* start *

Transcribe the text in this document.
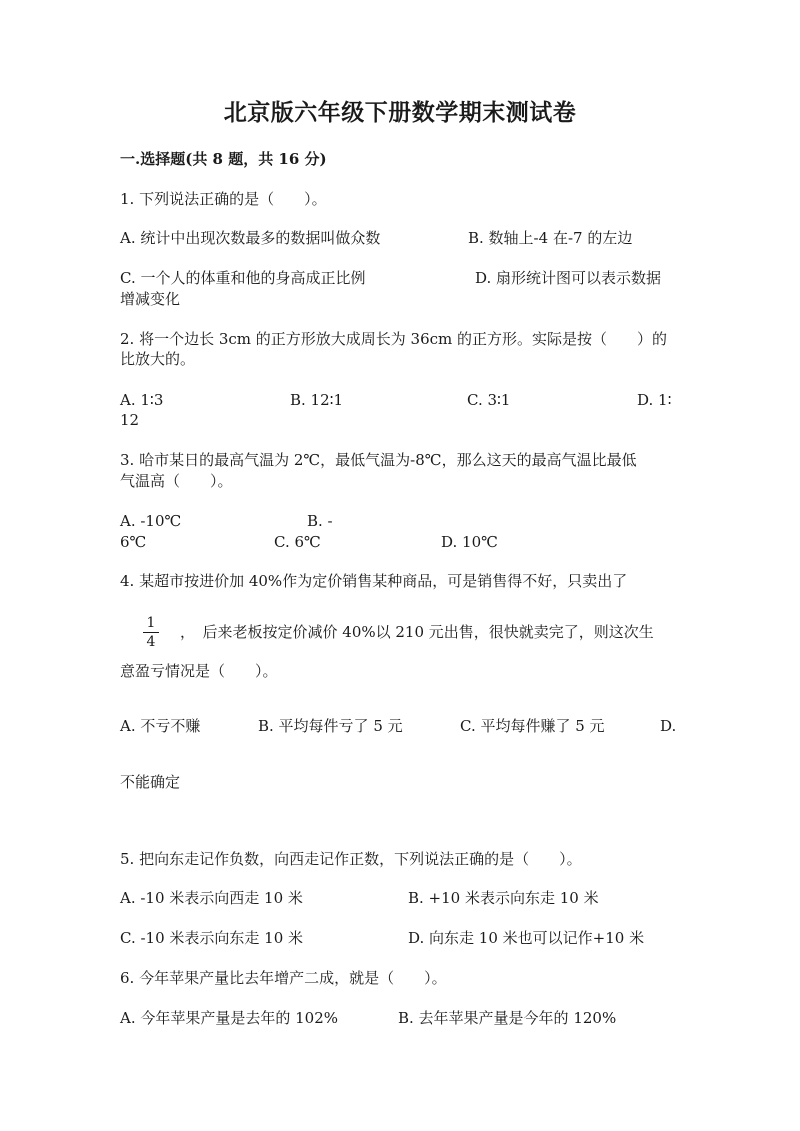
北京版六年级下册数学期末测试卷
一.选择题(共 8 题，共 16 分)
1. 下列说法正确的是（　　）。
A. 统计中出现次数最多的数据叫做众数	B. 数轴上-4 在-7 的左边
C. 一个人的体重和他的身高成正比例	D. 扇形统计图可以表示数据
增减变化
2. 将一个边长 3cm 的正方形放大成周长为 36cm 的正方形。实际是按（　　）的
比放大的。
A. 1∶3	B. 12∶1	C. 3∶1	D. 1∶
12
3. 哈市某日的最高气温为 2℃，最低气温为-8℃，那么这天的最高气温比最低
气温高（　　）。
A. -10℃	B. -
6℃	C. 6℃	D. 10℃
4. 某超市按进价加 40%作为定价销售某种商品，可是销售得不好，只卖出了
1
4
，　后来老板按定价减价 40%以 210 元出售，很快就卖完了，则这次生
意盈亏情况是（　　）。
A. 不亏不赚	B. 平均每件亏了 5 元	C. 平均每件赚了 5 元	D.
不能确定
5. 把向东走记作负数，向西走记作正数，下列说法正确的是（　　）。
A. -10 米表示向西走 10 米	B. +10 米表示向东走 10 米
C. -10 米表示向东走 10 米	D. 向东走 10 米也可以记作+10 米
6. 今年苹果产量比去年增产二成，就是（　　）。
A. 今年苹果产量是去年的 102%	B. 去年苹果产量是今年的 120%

* end *
* start *

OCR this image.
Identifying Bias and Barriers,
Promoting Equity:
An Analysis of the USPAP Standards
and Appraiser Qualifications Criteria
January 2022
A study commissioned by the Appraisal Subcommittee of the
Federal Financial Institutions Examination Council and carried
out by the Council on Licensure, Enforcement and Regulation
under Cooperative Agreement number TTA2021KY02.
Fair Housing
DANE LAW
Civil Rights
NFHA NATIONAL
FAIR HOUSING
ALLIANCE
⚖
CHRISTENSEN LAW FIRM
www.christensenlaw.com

* end *
* start *

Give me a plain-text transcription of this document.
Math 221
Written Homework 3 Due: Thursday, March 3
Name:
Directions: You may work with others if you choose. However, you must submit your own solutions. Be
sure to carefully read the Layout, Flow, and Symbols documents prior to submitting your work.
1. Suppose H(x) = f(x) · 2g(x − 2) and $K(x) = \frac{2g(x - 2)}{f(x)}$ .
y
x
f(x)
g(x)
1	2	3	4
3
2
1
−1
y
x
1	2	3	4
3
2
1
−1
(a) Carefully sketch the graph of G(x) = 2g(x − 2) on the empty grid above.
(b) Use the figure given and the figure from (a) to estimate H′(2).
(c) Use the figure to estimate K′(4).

* end *

◆ **GOAL**: Find the word "estimate" in the entries, and copy every line it shows up in.

◆ **SOLUTION TO THE EXERCISE**:
(b) Use the figure given and the figure from (a) to estimate H′(2).
(c) Use the figure to estimate K′(4).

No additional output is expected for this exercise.